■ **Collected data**
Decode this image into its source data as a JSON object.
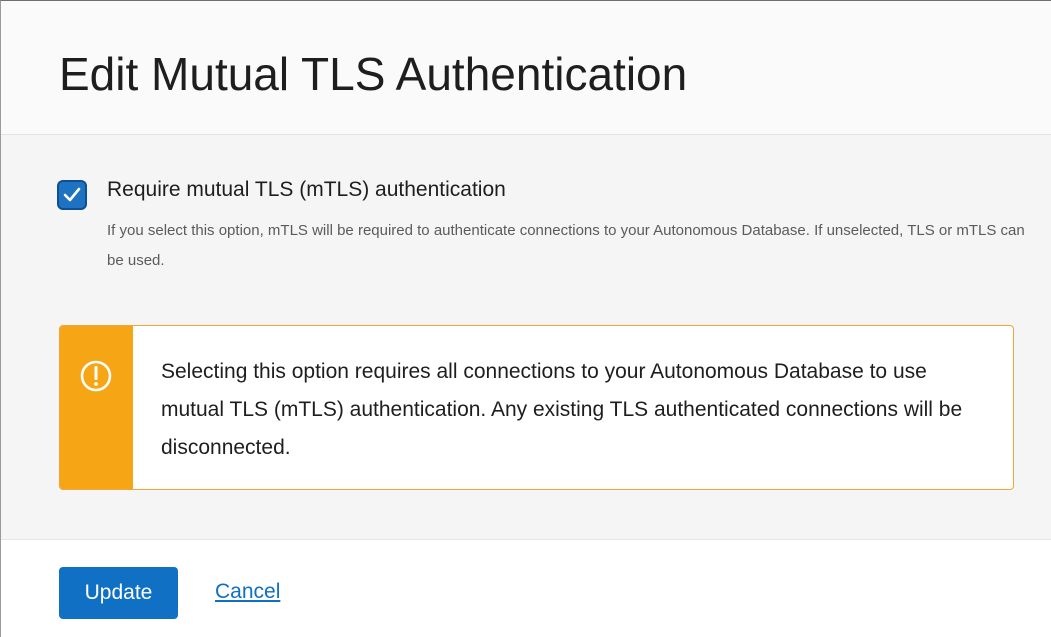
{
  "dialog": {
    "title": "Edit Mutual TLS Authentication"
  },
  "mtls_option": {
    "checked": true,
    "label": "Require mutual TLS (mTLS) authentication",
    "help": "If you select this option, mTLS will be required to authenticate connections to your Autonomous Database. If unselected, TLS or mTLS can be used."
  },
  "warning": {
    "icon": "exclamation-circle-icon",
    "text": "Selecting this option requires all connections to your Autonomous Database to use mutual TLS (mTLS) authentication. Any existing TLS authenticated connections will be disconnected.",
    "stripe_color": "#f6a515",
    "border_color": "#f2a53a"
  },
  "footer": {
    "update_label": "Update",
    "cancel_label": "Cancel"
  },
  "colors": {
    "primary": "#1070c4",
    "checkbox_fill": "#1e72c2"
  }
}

■ **What you should do**
Reproduce each record from above exactly; pictures do not belong in the copy.

■ **Response for this exercise**
Decode this image into its source data as a JSON object.
{
  "dialog": {
    "title": "Edit Mutual TLS Authentication"
  },
  "mtls_option": {
    "checked": true,
    "label": "Require mutual TLS (mTLS) authentication",
    "help": "If you select this option, mTLS will be required to authenticate connections to your Autonomous Database. If unselected, TLS or mTLS can be used."
  },
  "warning": {
    "icon": "exclamation-circle-icon",
    "text": "Selecting this option requires all connections to your Autonomous Database to use mutual TLS (mTLS) authentication. Any existing TLS authenticated connections will be disconnected.",
    "stripe_color": "#f6a515",
    "border_color": "#f2a53a"
  },
  "footer": {
    "update_label": "Update",
    "cancel_label": "Cancel"
  },
  "colors": {
    "primary": "#1070c4",
    "checkbox_fill": "#1e72c2"
  }
}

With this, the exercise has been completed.